Copy out the lines that include the word "Hockley".
────────────────────────────────────────
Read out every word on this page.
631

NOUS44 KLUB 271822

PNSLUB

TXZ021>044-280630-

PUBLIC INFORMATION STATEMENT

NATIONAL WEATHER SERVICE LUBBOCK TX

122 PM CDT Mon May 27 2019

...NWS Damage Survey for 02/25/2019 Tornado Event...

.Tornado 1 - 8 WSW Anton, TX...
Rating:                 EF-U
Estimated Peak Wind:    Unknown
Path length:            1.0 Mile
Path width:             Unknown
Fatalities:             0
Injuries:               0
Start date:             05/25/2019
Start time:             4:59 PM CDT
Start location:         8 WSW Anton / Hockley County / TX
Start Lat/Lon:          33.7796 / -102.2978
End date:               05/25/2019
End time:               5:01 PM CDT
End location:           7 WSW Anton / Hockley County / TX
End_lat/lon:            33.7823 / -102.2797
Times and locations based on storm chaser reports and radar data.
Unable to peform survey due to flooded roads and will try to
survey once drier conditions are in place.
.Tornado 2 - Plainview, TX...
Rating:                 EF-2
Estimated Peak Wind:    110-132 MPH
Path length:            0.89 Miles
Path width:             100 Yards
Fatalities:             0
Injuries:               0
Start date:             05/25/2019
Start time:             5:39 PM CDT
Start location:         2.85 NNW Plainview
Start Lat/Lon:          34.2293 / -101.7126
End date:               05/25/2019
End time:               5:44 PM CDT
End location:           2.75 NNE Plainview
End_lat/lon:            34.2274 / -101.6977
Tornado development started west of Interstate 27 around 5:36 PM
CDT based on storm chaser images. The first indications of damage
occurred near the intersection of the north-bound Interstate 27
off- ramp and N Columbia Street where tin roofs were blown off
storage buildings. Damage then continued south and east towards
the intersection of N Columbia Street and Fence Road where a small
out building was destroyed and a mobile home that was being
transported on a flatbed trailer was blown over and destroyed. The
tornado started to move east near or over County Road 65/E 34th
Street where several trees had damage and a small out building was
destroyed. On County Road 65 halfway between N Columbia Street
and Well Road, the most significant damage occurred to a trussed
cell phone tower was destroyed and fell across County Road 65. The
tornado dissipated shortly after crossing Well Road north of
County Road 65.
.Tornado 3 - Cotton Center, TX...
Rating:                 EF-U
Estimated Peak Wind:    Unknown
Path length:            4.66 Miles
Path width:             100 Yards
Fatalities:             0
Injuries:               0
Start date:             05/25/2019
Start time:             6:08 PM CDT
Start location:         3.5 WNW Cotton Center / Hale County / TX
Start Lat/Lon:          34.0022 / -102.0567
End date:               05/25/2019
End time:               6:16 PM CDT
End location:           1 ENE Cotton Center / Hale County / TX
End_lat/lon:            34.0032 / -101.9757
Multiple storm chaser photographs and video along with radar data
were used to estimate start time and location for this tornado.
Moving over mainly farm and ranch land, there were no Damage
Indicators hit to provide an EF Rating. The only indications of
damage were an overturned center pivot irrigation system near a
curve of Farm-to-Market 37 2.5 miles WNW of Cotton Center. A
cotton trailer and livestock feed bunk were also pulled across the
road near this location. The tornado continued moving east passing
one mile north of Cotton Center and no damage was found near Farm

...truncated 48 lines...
────────────────────────────────────────
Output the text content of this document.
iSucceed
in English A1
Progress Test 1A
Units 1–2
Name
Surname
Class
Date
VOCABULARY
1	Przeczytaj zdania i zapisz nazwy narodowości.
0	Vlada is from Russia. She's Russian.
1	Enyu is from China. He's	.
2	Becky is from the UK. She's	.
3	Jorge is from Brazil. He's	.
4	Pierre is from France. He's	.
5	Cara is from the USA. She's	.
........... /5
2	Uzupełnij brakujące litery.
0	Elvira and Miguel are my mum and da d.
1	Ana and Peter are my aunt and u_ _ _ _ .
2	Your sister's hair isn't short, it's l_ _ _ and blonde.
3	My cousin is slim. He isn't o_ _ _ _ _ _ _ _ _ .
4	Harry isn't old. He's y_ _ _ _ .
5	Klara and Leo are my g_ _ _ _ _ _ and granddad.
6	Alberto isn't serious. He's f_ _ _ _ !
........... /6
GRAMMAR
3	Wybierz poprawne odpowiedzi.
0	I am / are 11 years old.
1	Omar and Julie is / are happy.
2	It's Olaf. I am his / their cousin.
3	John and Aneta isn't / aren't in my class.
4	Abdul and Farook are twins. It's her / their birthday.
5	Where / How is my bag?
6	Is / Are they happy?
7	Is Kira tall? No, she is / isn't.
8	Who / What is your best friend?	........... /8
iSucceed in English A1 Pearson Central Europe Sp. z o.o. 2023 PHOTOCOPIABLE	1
────────────────────────────────────────
• WRITTEN ANSWER
Start location:         8 WSW Anton / Hockley County / TX
End location:           7 WSW Anton / Hockley County / TX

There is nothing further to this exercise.